Scan the listing below for the word "JSON" and state how many lines hold it. Write nothing but the number.

### THE RECORDS ###

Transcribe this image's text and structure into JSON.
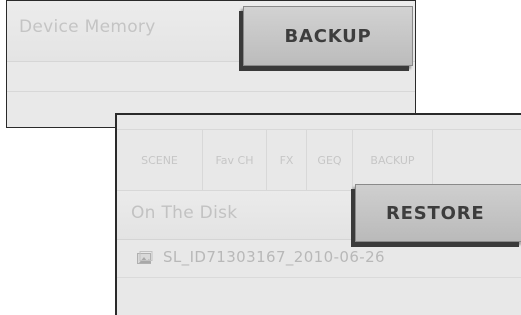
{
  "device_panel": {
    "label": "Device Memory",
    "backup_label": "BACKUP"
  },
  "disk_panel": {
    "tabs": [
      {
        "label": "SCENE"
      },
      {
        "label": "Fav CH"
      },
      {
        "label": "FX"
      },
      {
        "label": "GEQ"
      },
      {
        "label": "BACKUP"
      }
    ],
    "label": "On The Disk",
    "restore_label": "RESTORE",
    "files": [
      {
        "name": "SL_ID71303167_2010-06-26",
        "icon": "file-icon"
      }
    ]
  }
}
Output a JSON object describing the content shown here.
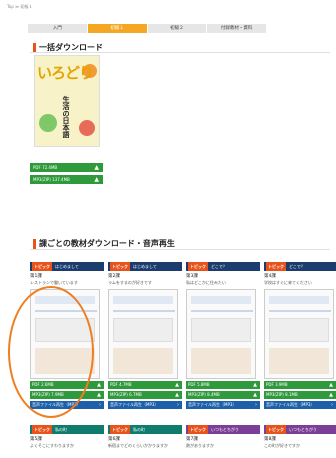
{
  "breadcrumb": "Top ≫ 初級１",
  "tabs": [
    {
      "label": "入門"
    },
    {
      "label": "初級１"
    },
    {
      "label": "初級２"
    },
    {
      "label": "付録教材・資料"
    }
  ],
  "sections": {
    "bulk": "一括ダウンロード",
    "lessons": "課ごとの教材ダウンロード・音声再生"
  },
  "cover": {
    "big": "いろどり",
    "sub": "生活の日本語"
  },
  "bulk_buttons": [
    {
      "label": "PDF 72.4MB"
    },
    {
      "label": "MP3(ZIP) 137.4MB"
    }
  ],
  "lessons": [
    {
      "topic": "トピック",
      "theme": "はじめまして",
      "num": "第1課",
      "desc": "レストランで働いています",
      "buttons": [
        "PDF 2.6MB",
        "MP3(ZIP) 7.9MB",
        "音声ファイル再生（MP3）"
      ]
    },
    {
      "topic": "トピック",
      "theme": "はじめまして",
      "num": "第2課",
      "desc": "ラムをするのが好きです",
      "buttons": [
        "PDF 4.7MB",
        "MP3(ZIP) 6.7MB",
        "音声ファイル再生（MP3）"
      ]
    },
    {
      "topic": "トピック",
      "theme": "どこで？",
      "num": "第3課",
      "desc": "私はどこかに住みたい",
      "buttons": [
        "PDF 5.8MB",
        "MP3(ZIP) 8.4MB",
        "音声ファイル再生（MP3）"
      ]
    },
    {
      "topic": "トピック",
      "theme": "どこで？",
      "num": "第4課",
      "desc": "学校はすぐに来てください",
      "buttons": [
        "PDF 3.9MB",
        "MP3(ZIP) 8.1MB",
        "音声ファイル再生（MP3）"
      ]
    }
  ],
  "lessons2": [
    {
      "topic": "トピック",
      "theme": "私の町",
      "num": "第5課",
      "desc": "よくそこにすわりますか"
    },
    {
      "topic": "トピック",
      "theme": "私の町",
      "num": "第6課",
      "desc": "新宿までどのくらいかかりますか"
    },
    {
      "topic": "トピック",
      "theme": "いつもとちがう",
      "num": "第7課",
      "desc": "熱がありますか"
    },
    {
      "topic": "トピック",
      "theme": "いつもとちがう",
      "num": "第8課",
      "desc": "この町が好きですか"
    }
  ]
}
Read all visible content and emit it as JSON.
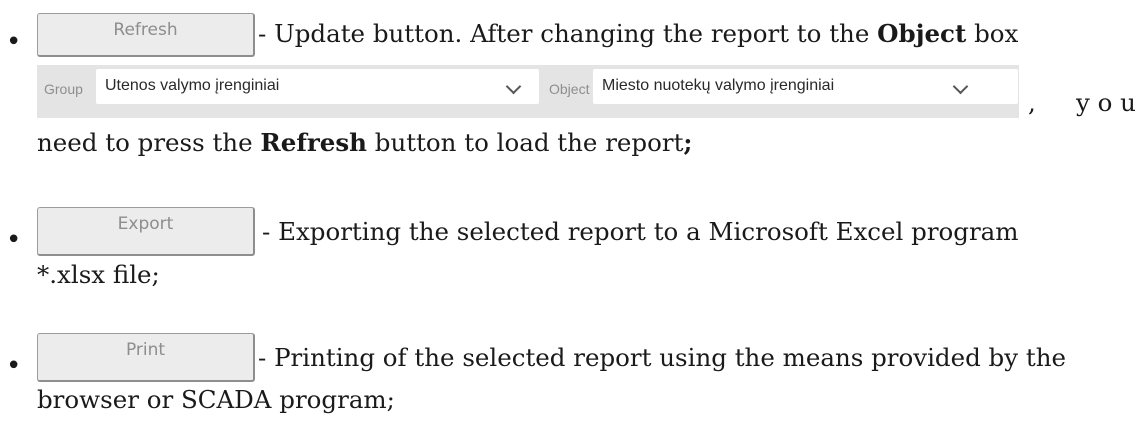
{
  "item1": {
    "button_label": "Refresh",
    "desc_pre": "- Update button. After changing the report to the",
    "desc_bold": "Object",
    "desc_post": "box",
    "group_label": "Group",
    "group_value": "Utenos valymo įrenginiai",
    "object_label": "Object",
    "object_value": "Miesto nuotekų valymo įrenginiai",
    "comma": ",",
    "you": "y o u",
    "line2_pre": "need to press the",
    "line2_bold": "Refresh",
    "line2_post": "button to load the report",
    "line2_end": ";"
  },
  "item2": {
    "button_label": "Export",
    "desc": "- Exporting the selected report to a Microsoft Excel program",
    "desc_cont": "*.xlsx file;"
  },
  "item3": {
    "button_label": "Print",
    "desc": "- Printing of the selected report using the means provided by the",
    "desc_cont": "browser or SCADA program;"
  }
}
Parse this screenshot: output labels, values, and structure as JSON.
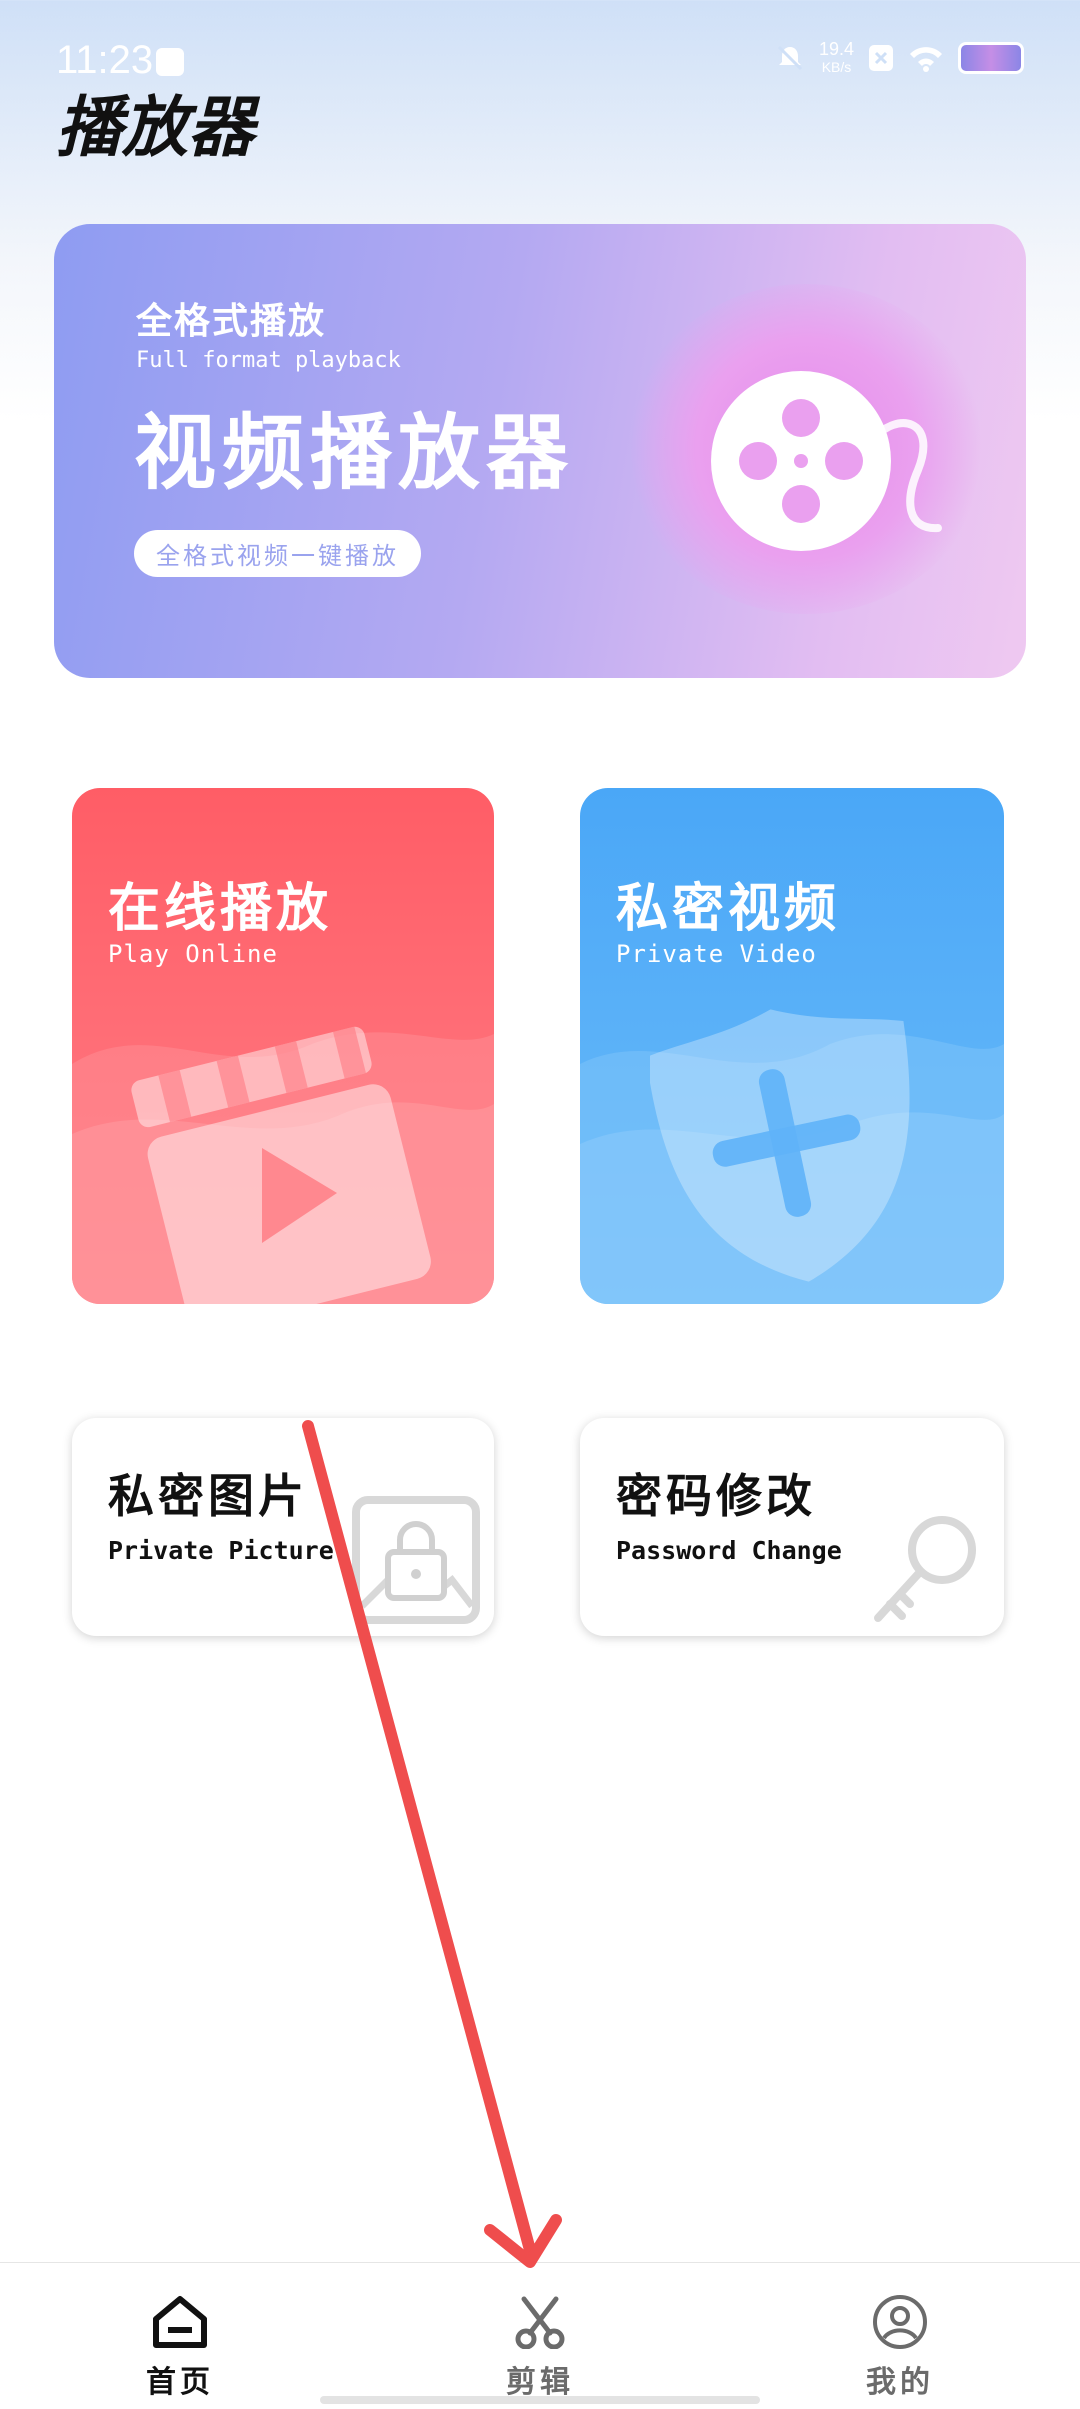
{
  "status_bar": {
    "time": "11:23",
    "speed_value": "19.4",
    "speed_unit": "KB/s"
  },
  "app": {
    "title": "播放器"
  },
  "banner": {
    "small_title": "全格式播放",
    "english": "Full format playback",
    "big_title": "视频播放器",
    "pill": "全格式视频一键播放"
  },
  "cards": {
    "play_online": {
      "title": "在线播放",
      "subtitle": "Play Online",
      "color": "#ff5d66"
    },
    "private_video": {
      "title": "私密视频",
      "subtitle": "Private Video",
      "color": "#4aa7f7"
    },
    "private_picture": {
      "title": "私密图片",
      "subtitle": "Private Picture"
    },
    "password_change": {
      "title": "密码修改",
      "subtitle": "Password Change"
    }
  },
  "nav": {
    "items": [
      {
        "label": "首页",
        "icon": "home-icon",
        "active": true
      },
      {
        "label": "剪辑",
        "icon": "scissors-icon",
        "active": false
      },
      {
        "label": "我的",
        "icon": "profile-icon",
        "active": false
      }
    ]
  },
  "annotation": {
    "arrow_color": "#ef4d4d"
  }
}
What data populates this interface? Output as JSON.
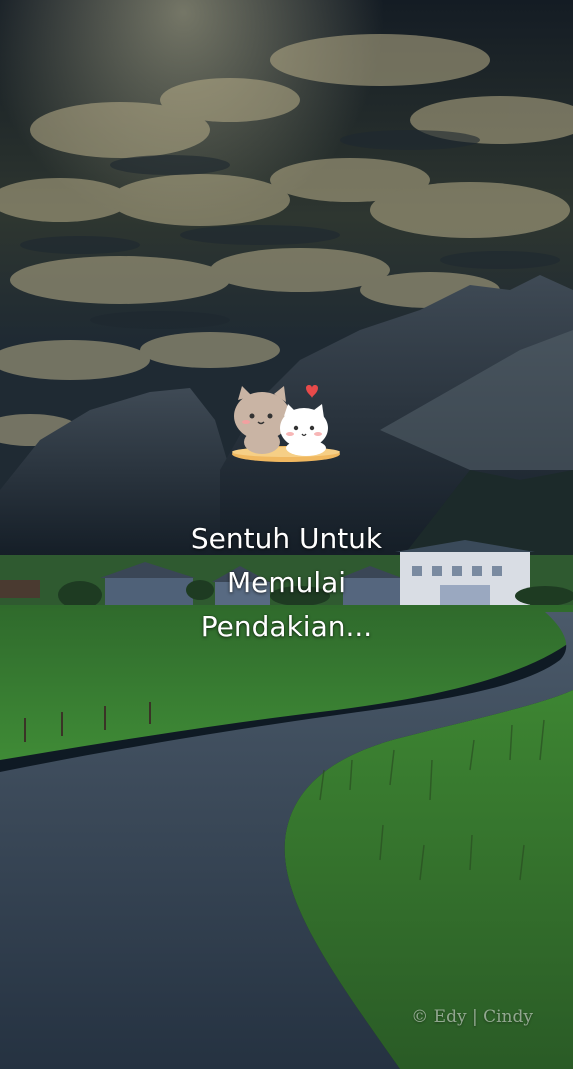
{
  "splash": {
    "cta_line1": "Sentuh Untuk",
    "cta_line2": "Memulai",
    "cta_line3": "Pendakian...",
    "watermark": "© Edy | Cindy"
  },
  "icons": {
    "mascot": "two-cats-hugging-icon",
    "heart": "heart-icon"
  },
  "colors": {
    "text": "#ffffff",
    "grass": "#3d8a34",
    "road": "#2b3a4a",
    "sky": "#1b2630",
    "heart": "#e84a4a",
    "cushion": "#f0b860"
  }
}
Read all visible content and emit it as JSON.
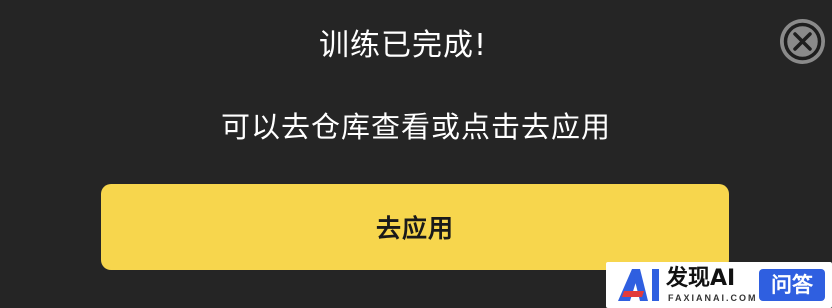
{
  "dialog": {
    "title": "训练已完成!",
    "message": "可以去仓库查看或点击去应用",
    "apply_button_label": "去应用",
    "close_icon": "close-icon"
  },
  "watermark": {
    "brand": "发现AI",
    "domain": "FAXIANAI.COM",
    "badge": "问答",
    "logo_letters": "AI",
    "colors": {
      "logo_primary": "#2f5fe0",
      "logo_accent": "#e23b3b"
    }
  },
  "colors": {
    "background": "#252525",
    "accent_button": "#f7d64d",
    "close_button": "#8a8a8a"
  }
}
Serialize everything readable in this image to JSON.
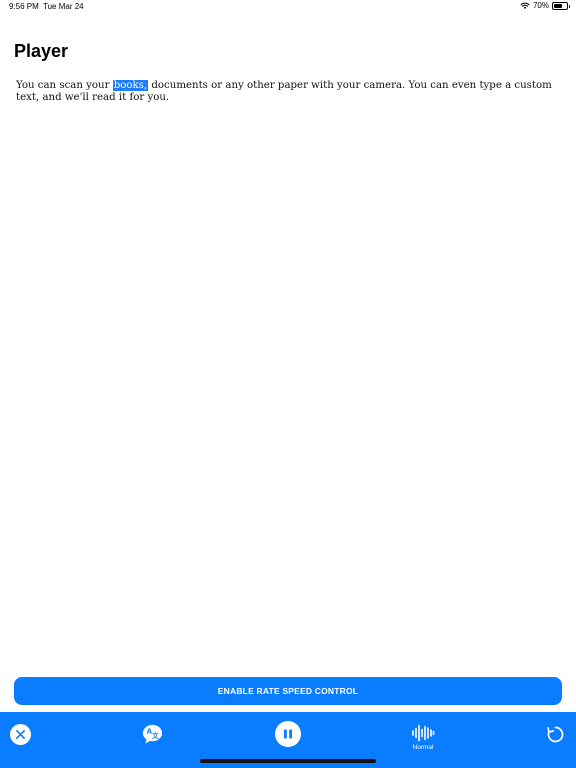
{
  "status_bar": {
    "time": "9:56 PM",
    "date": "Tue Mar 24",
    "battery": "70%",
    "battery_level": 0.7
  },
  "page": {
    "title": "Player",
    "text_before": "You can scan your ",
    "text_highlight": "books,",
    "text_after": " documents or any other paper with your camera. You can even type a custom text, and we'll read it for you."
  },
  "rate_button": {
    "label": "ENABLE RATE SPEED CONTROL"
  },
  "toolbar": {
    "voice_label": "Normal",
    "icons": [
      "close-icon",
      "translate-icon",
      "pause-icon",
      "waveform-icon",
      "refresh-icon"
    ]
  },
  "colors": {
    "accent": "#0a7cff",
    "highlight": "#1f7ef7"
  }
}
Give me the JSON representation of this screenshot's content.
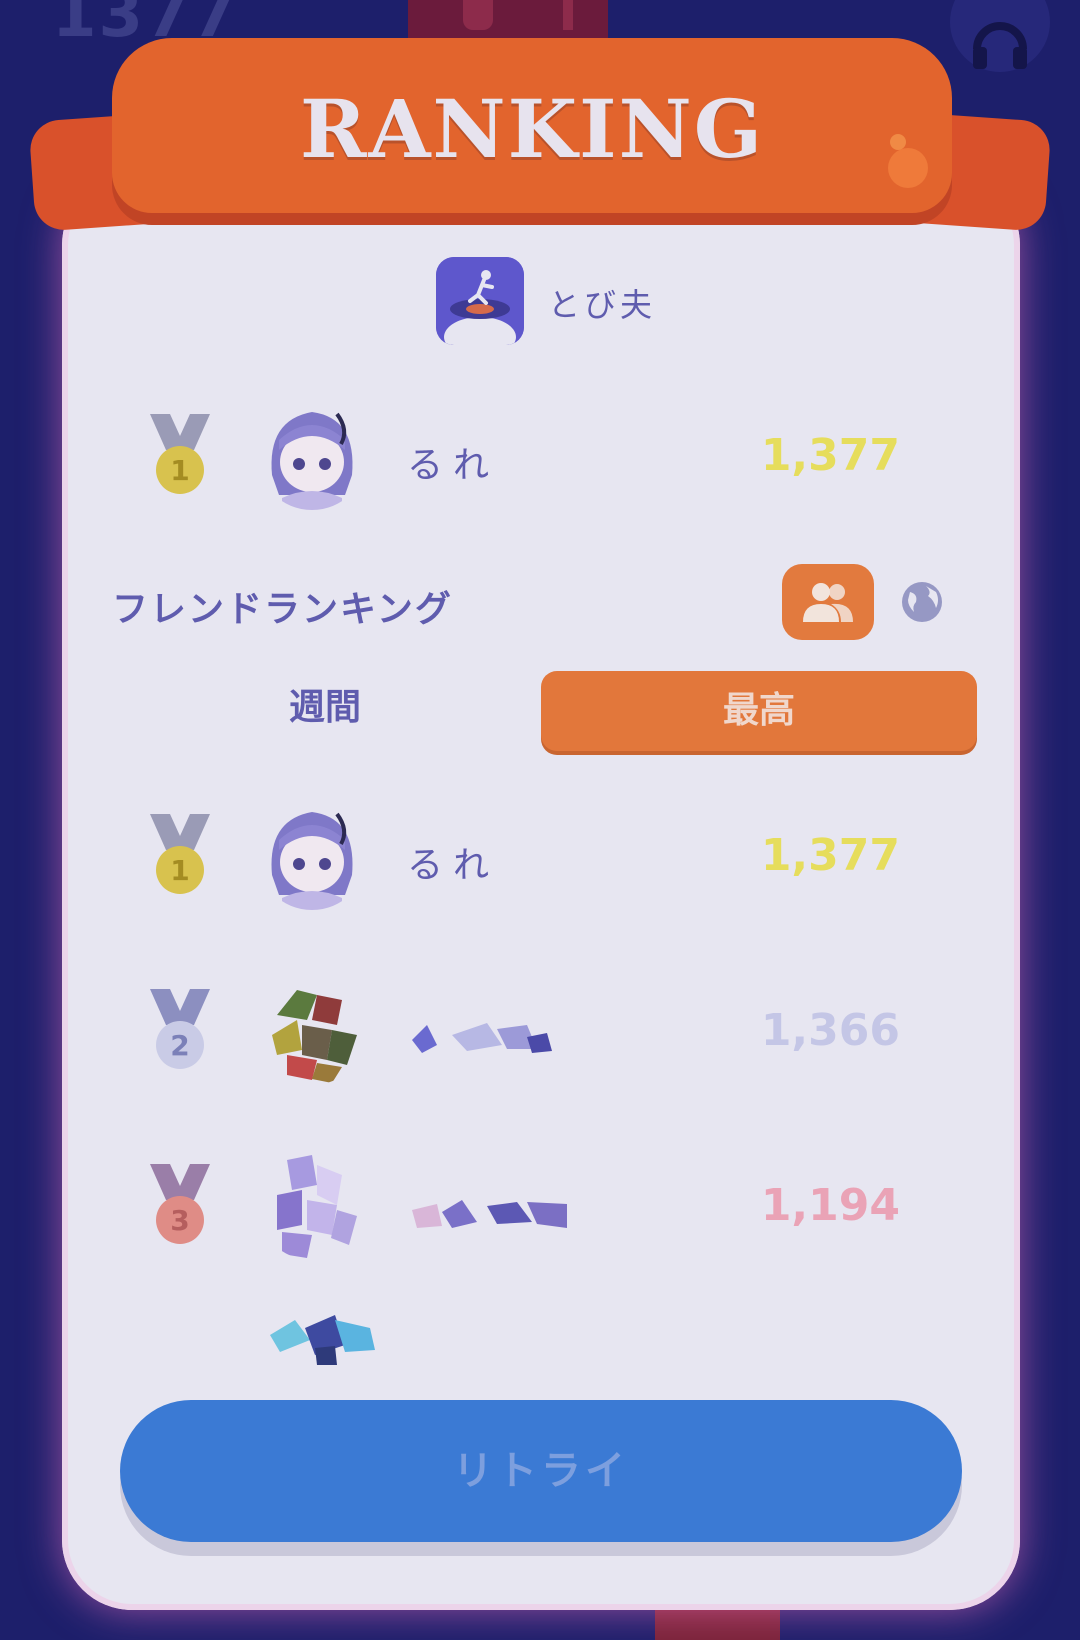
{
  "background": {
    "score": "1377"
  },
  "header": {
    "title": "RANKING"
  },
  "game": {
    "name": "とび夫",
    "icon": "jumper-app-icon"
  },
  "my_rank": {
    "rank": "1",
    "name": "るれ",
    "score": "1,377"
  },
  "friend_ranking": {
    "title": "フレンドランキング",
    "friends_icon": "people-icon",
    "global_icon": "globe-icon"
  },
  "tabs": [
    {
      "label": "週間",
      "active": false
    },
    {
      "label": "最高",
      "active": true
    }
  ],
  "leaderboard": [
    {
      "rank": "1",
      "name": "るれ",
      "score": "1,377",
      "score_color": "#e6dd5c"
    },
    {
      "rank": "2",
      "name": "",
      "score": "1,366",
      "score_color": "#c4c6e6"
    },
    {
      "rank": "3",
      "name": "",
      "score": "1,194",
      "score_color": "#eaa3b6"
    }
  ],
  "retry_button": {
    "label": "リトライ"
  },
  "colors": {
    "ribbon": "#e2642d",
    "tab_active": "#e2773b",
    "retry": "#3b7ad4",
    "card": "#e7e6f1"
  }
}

###

| SOLUTION FOR THIS PROBLEM |
8